Data records
⟨
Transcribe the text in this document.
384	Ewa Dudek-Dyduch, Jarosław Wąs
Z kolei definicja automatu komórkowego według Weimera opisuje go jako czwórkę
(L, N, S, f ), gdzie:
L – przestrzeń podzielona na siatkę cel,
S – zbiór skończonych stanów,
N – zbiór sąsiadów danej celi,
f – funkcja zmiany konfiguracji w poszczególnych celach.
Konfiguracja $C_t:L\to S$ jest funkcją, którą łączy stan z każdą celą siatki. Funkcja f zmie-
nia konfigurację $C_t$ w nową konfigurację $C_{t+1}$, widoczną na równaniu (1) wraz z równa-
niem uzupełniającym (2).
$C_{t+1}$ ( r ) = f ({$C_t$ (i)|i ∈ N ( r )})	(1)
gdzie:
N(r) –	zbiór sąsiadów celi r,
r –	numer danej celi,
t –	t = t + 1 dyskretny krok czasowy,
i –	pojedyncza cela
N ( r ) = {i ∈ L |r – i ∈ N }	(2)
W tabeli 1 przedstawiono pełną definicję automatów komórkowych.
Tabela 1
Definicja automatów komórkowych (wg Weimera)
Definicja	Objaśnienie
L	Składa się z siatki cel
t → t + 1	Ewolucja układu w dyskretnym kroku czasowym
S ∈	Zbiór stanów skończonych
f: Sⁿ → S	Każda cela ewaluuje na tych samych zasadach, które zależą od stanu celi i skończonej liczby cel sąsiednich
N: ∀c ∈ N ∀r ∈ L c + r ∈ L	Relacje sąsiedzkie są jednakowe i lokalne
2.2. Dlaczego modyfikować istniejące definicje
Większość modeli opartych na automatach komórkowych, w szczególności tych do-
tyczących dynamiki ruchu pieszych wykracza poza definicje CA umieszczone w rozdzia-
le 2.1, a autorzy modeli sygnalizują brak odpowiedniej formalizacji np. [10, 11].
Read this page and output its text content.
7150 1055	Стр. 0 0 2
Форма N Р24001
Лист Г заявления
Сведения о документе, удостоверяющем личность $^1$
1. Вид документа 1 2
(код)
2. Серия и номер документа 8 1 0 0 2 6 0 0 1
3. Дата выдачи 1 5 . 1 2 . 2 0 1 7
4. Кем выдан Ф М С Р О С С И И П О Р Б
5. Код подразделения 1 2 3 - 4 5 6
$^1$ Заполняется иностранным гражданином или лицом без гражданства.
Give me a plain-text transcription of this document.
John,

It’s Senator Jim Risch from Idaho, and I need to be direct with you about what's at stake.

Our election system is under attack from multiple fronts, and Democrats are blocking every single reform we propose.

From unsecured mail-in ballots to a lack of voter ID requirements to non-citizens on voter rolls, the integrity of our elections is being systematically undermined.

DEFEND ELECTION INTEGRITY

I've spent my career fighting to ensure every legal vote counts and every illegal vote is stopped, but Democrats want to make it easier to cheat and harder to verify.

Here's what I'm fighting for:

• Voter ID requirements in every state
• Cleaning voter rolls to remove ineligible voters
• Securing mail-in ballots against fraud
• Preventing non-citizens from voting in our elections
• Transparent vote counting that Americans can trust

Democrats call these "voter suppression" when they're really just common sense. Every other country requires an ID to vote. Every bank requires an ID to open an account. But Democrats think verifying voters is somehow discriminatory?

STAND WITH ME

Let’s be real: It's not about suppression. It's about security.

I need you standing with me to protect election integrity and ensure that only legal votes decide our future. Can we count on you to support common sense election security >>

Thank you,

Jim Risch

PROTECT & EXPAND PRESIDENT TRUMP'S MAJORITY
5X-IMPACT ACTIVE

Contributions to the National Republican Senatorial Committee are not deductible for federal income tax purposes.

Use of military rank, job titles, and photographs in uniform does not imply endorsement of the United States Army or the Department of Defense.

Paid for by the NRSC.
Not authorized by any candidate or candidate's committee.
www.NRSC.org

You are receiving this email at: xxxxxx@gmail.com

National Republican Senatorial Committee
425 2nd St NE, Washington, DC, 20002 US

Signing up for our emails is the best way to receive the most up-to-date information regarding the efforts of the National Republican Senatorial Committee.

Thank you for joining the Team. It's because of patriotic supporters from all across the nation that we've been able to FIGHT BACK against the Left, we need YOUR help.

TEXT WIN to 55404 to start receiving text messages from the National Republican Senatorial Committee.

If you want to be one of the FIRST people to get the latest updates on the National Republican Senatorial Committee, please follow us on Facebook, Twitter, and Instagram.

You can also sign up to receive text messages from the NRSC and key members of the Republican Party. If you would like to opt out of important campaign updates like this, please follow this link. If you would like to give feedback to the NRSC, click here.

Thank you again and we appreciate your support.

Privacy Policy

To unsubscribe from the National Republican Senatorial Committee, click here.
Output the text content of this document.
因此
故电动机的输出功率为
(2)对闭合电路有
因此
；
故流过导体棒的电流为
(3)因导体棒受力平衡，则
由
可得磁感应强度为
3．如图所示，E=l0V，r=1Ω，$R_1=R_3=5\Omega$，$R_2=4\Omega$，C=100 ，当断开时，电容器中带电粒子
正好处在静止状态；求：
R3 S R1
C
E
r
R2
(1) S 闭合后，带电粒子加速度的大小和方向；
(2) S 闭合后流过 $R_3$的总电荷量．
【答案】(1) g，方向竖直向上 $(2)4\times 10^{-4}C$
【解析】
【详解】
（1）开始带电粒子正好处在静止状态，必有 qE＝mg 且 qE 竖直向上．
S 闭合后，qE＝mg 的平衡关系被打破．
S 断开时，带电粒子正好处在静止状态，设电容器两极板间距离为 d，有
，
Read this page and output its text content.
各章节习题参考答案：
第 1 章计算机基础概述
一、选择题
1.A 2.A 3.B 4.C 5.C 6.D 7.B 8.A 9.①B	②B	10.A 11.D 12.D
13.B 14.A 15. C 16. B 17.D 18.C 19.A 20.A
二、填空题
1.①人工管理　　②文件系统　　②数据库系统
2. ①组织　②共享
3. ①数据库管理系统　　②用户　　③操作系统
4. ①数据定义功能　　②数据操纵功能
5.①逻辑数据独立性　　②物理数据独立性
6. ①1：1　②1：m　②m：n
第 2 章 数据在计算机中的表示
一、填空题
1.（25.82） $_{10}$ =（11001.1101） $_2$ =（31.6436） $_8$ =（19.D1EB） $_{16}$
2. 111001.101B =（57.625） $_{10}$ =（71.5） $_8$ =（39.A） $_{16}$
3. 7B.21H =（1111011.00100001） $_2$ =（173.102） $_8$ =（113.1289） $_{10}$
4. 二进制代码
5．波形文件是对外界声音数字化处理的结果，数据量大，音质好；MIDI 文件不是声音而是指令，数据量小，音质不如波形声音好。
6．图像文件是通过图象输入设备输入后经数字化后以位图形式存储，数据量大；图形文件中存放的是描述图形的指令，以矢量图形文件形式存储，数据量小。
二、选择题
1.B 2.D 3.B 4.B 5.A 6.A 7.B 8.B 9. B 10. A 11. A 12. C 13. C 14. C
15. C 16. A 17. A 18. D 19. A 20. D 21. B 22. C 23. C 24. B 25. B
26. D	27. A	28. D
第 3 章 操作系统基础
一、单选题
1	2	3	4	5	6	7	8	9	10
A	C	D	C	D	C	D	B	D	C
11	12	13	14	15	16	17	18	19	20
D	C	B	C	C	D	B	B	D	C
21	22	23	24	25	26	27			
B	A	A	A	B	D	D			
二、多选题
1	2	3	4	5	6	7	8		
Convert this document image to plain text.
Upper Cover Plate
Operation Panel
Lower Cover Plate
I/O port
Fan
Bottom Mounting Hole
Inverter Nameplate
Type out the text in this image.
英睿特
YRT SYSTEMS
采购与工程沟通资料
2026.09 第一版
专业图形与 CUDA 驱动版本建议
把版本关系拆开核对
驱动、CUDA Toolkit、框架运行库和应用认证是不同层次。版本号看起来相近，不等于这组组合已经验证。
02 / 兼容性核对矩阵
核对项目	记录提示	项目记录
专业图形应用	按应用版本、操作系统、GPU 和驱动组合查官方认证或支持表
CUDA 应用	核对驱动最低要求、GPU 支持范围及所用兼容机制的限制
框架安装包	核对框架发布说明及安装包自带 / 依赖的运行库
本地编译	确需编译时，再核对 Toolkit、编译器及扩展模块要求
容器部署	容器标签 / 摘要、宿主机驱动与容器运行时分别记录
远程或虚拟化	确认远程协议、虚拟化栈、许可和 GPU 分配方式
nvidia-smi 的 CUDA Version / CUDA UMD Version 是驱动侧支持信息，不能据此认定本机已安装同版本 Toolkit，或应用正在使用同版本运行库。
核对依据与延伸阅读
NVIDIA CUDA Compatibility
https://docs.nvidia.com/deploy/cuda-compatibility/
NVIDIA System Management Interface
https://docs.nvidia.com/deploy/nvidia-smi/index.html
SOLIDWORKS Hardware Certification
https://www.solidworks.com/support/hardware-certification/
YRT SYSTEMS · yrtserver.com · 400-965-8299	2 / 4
⟩
| What you are asked to do |
Copy all lines of the material above where the string "数据量大" occurs.

| Complete answer |
5．波形文件是对外界声音数字化处理的结果，数据量大，音质好；MIDI 文件不是声音而是指令，数据量小，音质不如波形声音好。
6．图像文件是通过图象输入设备输入后经数字化后以位图形式存储，数据量大；图形文件中存放的是描述图形的指令，以矢量图形文件形式存储，数据量小。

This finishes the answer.